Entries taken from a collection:
+===+

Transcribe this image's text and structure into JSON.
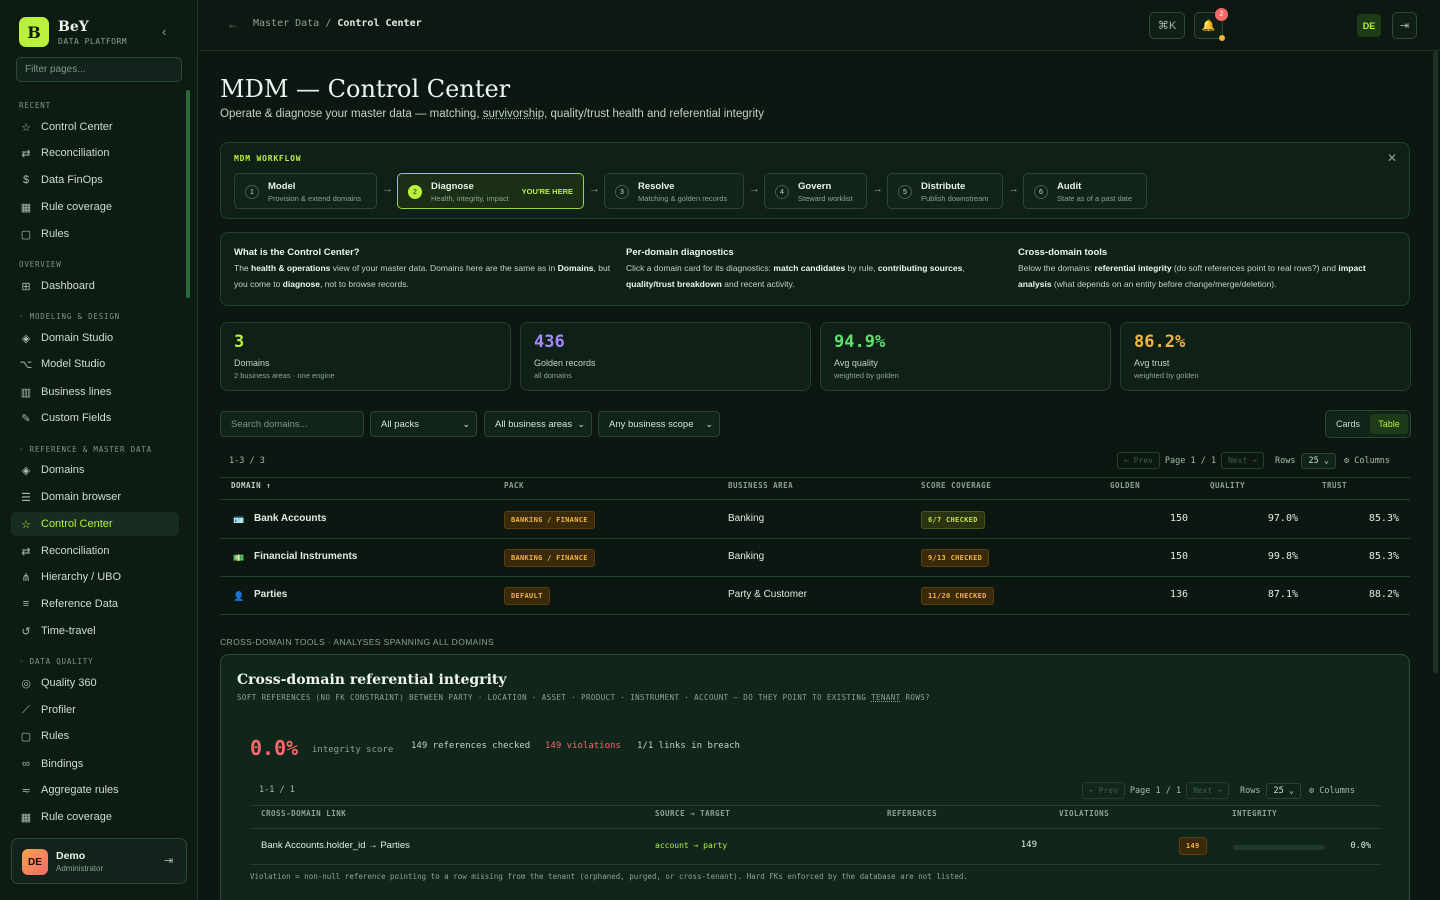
{
  "brand": {
    "logo": "B",
    "name": "BeY",
    "sub": "DATA PLATFORM"
  },
  "sidebar": {
    "filter_placeholder": "Filter pages...",
    "sections": {
      "recent": "RECENT",
      "overview": "OVERVIEW",
      "modeling": "◦ MODELING & DESIGN",
      "reference": "◦ REFERENCE & MASTER DATA",
      "quality": "◦ DATA QUALITY"
    },
    "recent": [
      "Control Center",
      "Reconciliation",
      "Data FinOps",
      "Rule coverage",
      "Rules"
    ],
    "overview": [
      "Dashboard"
    ],
    "modeling": [
      "Domain Studio",
      "Model Studio",
      "Business lines",
      "Custom Fields"
    ],
    "reference": [
      "Domains",
      "Domain browser",
      "Control Center",
      "Reconciliation",
      "Hierarchy / UBO",
      "Reference Data",
      "Time-travel"
    ],
    "quality": [
      "Quality 360",
      "Profiler",
      "Rules",
      "Bindings",
      "Aggregate rules",
      "Rule coverage"
    ],
    "user": {
      "initials": "DE",
      "name": "Demo",
      "role": "Administrator"
    }
  },
  "topbar": {
    "crumb_parent": "Master Data",
    "crumb_sep": "/",
    "crumb_current": "Control Center",
    "cmd": "⌘K",
    "notif_count": "2",
    "user_initials": "DE"
  },
  "page": {
    "title": "MDM — Control Center",
    "sub_pre": "Operate & diagnose your master data — matching, ",
    "sub_link": "survivorship",
    "sub_post": ", quality/trust health and referential integrity"
  },
  "workflow": {
    "title": "MDM WORKFLOW",
    "here_label": "YOU'RE HERE",
    "steps": [
      {
        "n": "1",
        "t": "Model",
        "d": "Provision & extend domains"
      },
      {
        "n": "2",
        "t": "Diagnose",
        "d": "Health, integrity, impact"
      },
      {
        "n": "3",
        "t": "Resolve",
        "d": "Matching & golden records"
      },
      {
        "n": "4",
        "t": "Govern",
        "d": "Steward worklist"
      },
      {
        "n": "5",
        "t": "Distribute",
        "d": "Publish downstream"
      },
      {
        "n": "6",
        "t": "Audit",
        "d": "State as of a past date"
      }
    ]
  },
  "info": {
    "c1_h": "What is the Control Center?",
    "c1_a": "The ",
    "c1_b": "health & operations",
    "c1_c": " view of your master data. Domains here are the same as in ",
    "c1_d": "Domains",
    "c1_e": ", but you come to ",
    "c1_f": "diagnose",
    "c1_g": ", not to browse records.",
    "c2_h": "Per-domain diagnostics",
    "c2_a": "Click a domain card for its diagnostics: ",
    "c2_b": "match candidates",
    "c2_c": " by rule, ",
    "c2_d": "contributing sources",
    "c2_e": ", ",
    "c2_f": "quality/trust breakdown",
    "c2_g": " and recent activity.",
    "c3_h": "Cross-domain tools",
    "c3_a": "Below the domains: ",
    "c3_b": "referential integrity",
    "c3_c": " (do soft references point to real rows?) and ",
    "c3_d": "impact analysis",
    "c3_e": " (what depends on an entity before change/merge/deletion)."
  },
  "kpis": [
    {
      "v": "3",
      "l": "Domains",
      "s": "2 business areas · one engine",
      "color": "#b9f13c"
    },
    {
      "v": "436",
      "l": "Golden records",
      "s": "all domains",
      "color": "#a78bfa"
    },
    {
      "v": "94.9%",
      "l": "Avg quality",
      "s": "weighted by golden",
      "color": "#5ee06b"
    },
    {
      "v": "86.2%",
      "l": "Avg trust",
      "s": "weighted by golden",
      "color": "#f2b53c"
    }
  ],
  "filters": {
    "search_placeholder": "Search domains...",
    "packs": "All packs",
    "areas": "All business areas",
    "scope": "Any business scope",
    "cards": "Cards",
    "table": "Table"
  },
  "pager": {
    "count": "1-3 / 3",
    "prev": "← Prev",
    "page": "Page 1 / 1",
    "next": "Next →",
    "rows_label": "Rows",
    "rows": "25",
    "columns": "⚙ Columns"
  },
  "domains": {
    "headers": [
      "DOMAIN ↑",
      "PACK",
      "BUSINESS AREA",
      "SCORE COVERAGE",
      "GOLDEN",
      "QUALITY",
      "TRUST"
    ],
    "rows": [
      {
        "flag": "🪪",
        "name": "Bank Accounts",
        "pack": "BANKING / FINANCE",
        "area": "Banking",
        "cov": "6/7 CHECKED",
        "golden": "150",
        "quality": "97.0%",
        "trust": "85.3%"
      },
      {
        "flag": "💵",
        "name": "Financial Instruments",
        "pack": "BANKING / FINANCE",
        "area": "Banking",
        "cov": "9/13 CHECKED",
        "golden": "150",
        "quality": "99.8%",
        "trust": "85.3%"
      },
      {
        "flag": "👤",
        "name": "Parties",
        "pack": "DEFAULT",
        "area": "Party & Customer",
        "cov": "11/20 CHECKED",
        "golden": "136",
        "quality": "87.1%",
        "trust": "88.2%"
      }
    ]
  },
  "cross": {
    "section": "CROSS-DOMAIN TOOLS · ANALYSES SPANNING ALL DOMAINS",
    "title": "Cross-domain referential integrity",
    "sub_pre": "SOFT REFERENCES (NO FK CONSTRAINT) BETWEEN PARTY · LOCATION · ASSET · PRODUCT · INSTRUMENT · ACCOUNT — DO THEY POINT TO EXISTING ",
    "sub_link": "TENANT",
    "sub_post": " ROWS?",
    "score": "0.0%",
    "score_label": "integrity score",
    "checked": "149 references checked",
    "violations": "149 violations",
    "breach": "1/1 links in breach",
    "pager": {
      "count": "1-1 / 1",
      "prev": "← Prev",
      "page": "Page 1 / 1",
      "next": "Next →",
      "rows_label": "Rows",
      "rows": "25",
      "columns": "⚙ Columns"
    },
    "headers": [
      "CROSS-DOMAIN LINK",
      "SOURCE → TARGET",
      "REFERENCES",
      "VIOLATIONS",
      "INTEGRITY"
    ],
    "row": {
      "link": "Bank Accounts.holder_id → Parties",
      "st": "account → party",
      "refs": "149",
      "viol": "149",
      "integrity": "0.0%"
    },
    "footnote": "Violation = non-null reference pointing to a row missing from the tenant (orphaned, purged, or cross-tenant). Hard FKs enforced by the database are not listed."
  }
}
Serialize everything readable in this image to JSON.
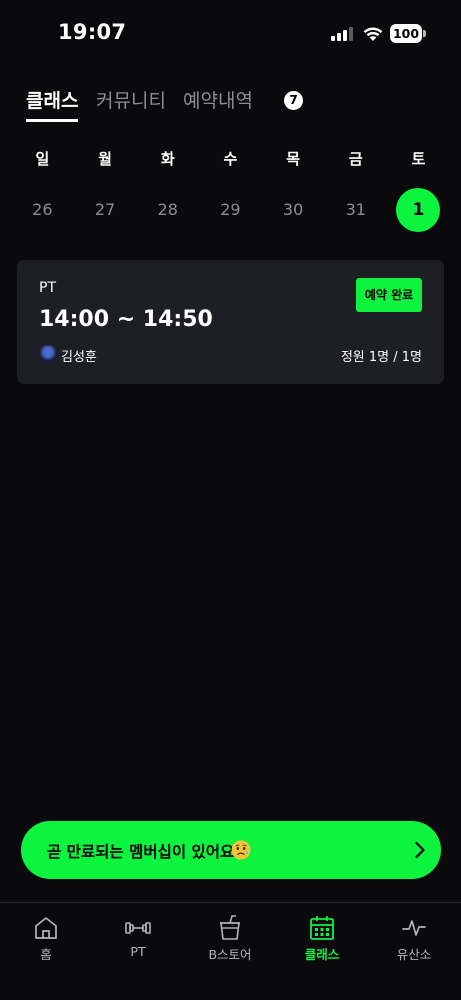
{
  "status_bar": {
    "time": "19:07",
    "battery": "100"
  },
  "top_tabs": {
    "class": "클래스",
    "community": "커뮤니티",
    "reservation": "예약내역",
    "reservation_badge": "7"
  },
  "calendar": {
    "weekdays": [
      "일",
      "월",
      "화",
      "수",
      "목",
      "금",
      "토"
    ],
    "dates": [
      "26",
      "27",
      "28",
      "29",
      "30",
      "31",
      "1"
    ],
    "selected_index": 6
  },
  "class_card": {
    "type": "PT",
    "time": "14:00 ~ 14:50",
    "status_label": "예약 완료",
    "trainer": "김성훈",
    "capacity": "정원 1명 / 1명"
  },
  "banner": {
    "text": "곧 만료되는 멤버십이 있어요"
  },
  "bottom_nav": {
    "items": [
      {
        "label": "홈",
        "icon": "home-icon"
      },
      {
        "label": "PT",
        "icon": "dumbbell-icon"
      },
      {
        "label": "B스토어",
        "icon": "cup-icon"
      },
      {
        "label": "클래스",
        "icon": "calendar-icon"
      },
      {
        "label": "유산소",
        "icon": "pulse-icon"
      }
    ],
    "active_index": 3
  },
  "colors": {
    "accent": "#0df43f",
    "background": "#0a0a0c",
    "card": "#1d1f25",
    "muted": "#8c8c92"
  }
}
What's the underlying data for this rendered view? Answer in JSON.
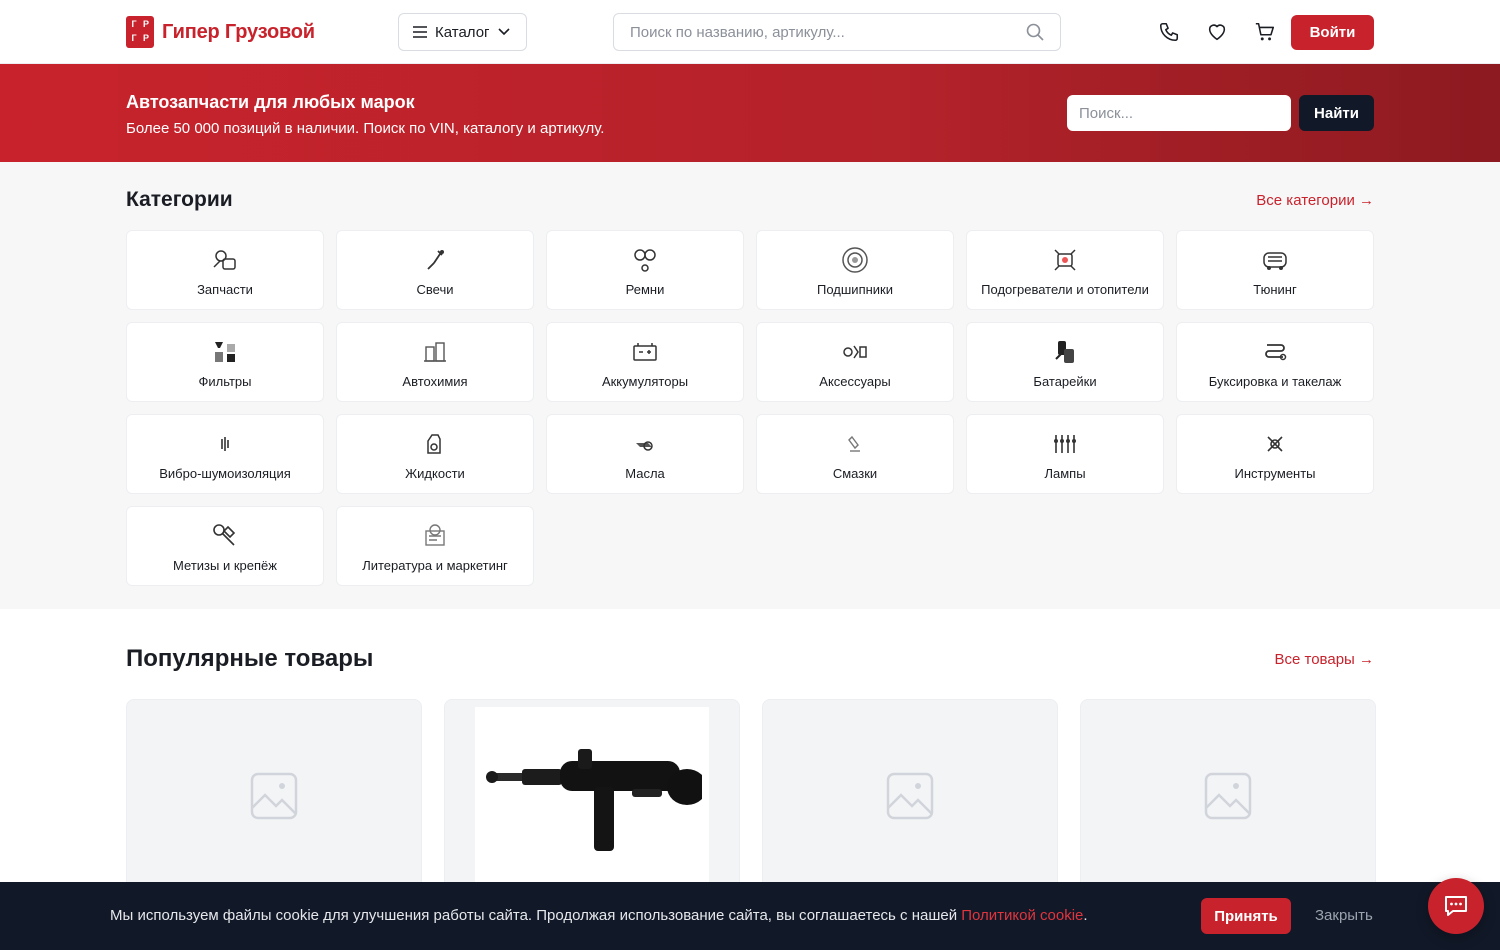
{
  "header": {
    "logo_text": "Гипер Грузовой",
    "logo_letters": [
      "Г",
      "Р",
      "Г",
      "Р"
    ],
    "catalog_label": "Каталог",
    "search_placeholder": "Поиск по названию, артикулу...",
    "login_label": "Войти",
    "icons": [
      "phone-icon",
      "heart-icon",
      "cart-icon"
    ]
  },
  "hero": {
    "title": "Автозапчасти для любых марок",
    "subtitle": "Более 50 000 позиций в наличии. Поиск по VIN, каталогу и артикулу.",
    "search_placeholder": "Поиск...",
    "search_button": "Найти"
  },
  "categories": {
    "title": "Категории",
    "all_link": "Все категории →",
    "items": [
      {
        "label": "Запчасти",
        "icon": "parts-icon"
      },
      {
        "label": "Свечи",
        "icon": "spark-plug-icon"
      },
      {
        "label": "Ремни",
        "icon": "belt-icon"
      },
      {
        "label": "Подшипники",
        "icon": "bearing-icon"
      },
      {
        "label": "Подогреватели и отопители",
        "icon": "heater-icon"
      },
      {
        "label": "Тюнинг",
        "icon": "tuning-icon"
      },
      {
        "label": "Фильтры",
        "icon": "filter-icon"
      },
      {
        "label": "Автохимия",
        "icon": "chemistry-icon"
      },
      {
        "label": "Аккумуляторы",
        "icon": "battery-icon"
      },
      {
        "label": "Аксессуары",
        "icon": "accessories-icon"
      },
      {
        "label": "Батарейки",
        "icon": "batteries-icon"
      },
      {
        "label": "Буксировка и такелаж",
        "icon": "towing-icon"
      },
      {
        "label": "Вибро-шумоизоляция",
        "icon": "soundproof-icon"
      },
      {
        "label": "Жидкости",
        "icon": "fluids-icon"
      },
      {
        "label": "Масла",
        "icon": "oil-icon"
      },
      {
        "label": "Смазки",
        "icon": "grease-icon"
      },
      {
        "label": "Лампы",
        "icon": "lamp-icon"
      },
      {
        "label": "Инструменты",
        "icon": "tools-icon"
      },
      {
        "label": "Метизы и крепёж",
        "icon": "fasteners-icon"
      },
      {
        "label": "Литература и маркетинг",
        "icon": "literature-icon"
      }
    ]
  },
  "popular": {
    "title": "Популярные товары",
    "all_link": "Все товары →"
  },
  "cookie": {
    "text": "Мы используем файлы cookie для улучшения работы сайта. Продолжая использование сайта, вы соглашаетесь с нашей ",
    "link": "Политикой cookie",
    "end": ".",
    "accept": "Принять",
    "close": "Закрыть"
  },
  "colors": {
    "accent": "#c8232c",
    "dark": "#111827",
    "bg_section": "#f7f7f8"
  }
}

+===+

--- EXERCISE DETAILS ---
Which lines contain "JSON"? Show each of them.

--- EXPECTED ANSWER ---
Transcribe this image's text and structure into JSON.
Serialize everything readable in this image to JSON.
What's the underlying data for this rendered view? Answer in JSON.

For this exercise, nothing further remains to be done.